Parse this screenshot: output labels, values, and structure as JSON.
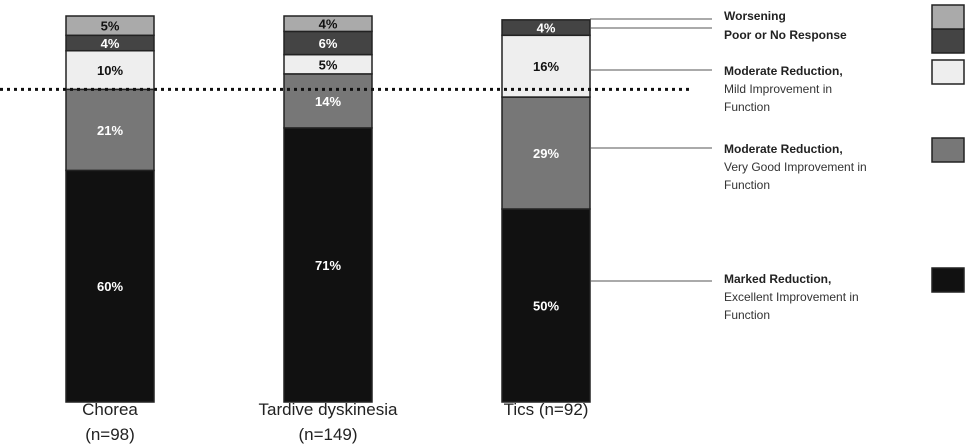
{
  "chart_data": {
    "type": "bar",
    "stacked": true,
    "categories": [
      {
        "line1": "Chorea",
        "line2": "(n=98)"
      },
      {
        "line1": "Tardive dyskinesia",
        "line2": "(n=149)"
      },
      {
        "line1": "Tics (n=92)",
        "line2": ""
      }
    ],
    "series": [
      {
        "key": "marked",
        "title": "Marked Reduction,",
        "desc": [
          "Excellent Improvement in",
          "Function"
        ],
        "color": "#111111",
        "text_color": "#ffffff",
        "values": [
          60,
          71,
          50
        ],
        "labels": [
          "60%",
          "71%",
          "50%"
        ]
      },
      {
        "key": "moderate_vg",
        "title": "Moderate Reduction,",
        "desc": [
          "Very Good Improvement in",
          "Function"
        ],
        "color": "#777777",
        "text_color": "#ffffff",
        "values": [
          21,
          14,
          29
        ],
        "labels": [
          "21%",
          "14%",
          "29%"
        ]
      },
      {
        "key": "moderate_mild",
        "title": "Moderate Reduction,",
        "desc": [
          "Mild Improvement in",
          "Function"
        ],
        "color": "#eeeeee",
        "text_color": "#111111",
        "values": [
          10,
          5,
          16
        ],
        "labels": [
          "10%",
          "5%",
          "16%"
        ]
      },
      {
        "key": "poor",
        "title": "Poor or No Response",
        "desc": [],
        "color": "#444444",
        "text_color": "#ffffff",
        "values": [
          4,
          6,
          4
        ],
        "labels": [
          "4%",
          "6%",
          "4%"
        ]
      },
      {
        "key": "worsening",
        "title": "Worsening",
        "desc": [],
        "color": "#aaaaaa",
        "text_color": "#111111",
        "values": [
          5,
          4,
          0
        ],
        "labels": [
          "5%",
          "4%",
          ""
        ]
      }
    ],
    "ylim": [
      0,
      100
    ],
    "reference_line": {
      "value": 81,
      "style": "dotted"
    },
    "legend_position": "right"
  }
}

> _Exercise instructions_
Write the full listing out again with every line unchanged, but include no pictures.

> _Complete output_
Parse this screenshot: output labels, values, and structure as JSON.
{
  "chart_data": {
    "type": "bar",
    "stacked": true,
    "categories": [
      {
        "line1": "Chorea",
        "line2": "(n=98)"
      },
      {
        "line1": "Tardive dyskinesia",
        "line2": "(n=149)"
      },
      {
        "line1": "Tics (n=92)",
        "line2": ""
      }
    ],
    "series": [
      {
        "key": "marked",
        "title": "Marked Reduction,",
        "desc": [
          "Excellent Improvement in",
          "Function"
        ],
        "color": "#111111",
        "text_color": "#ffffff",
        "values": [
          60,
          71,
          50
        ],
        "labels": [
          "60%",
          "71%",
          "50%"
        ]
      },
      {
        "key": "moderate_vg",
        "title": "Moderate Reduction,",
        "desc": [
          "Very Good Improvement in",
          "Function"
        ],
        "color": "#777777",
        "text_color": "#ffffff",
        "values": [
          21,
          14,
          29
        ],
        "labels": [
          "21%",
          "14%",
          "29%"
        ]
      },
      {
        "key": "moderate_mild",
        "title": "Moderate Reduction,",
        "desc": [
          "Mild Improvement in",
          "Function"
        ],
        "color": "#eeeeee",
        "text_color": "#111111",
        "values": [
          10,
          5,
          16
        ],
        "labels": [
          "10%",
          "5%",
          "16%"
        ]
      },
      {
        "key": "poor",
        "title": "Poor or No Response",
        "desc": [],
        "color": "#444444",
        "text_color": "#ffffff",
        "values": [
          4,
          6,
          4
        ],
        "labels": [
          "4%",
          "6%",
          "4%"
        ]
      },
      {
        "key": "worsening",
        "title": "Worsening",
        "desc": [],
        "color": "#aaaaaa",
        "text_color": "#111111",
        "values": [
          5,
          4,
          0
        ],
        "labels": [
          "5%",
          "4%",
          ""
        ]
      }
    ],
    "ylim": [
      0,
      100
    ],
    "reference_line": {
      "value": 81,
      "style": "dotted"
    },
    "legend_position": "right"
  }
}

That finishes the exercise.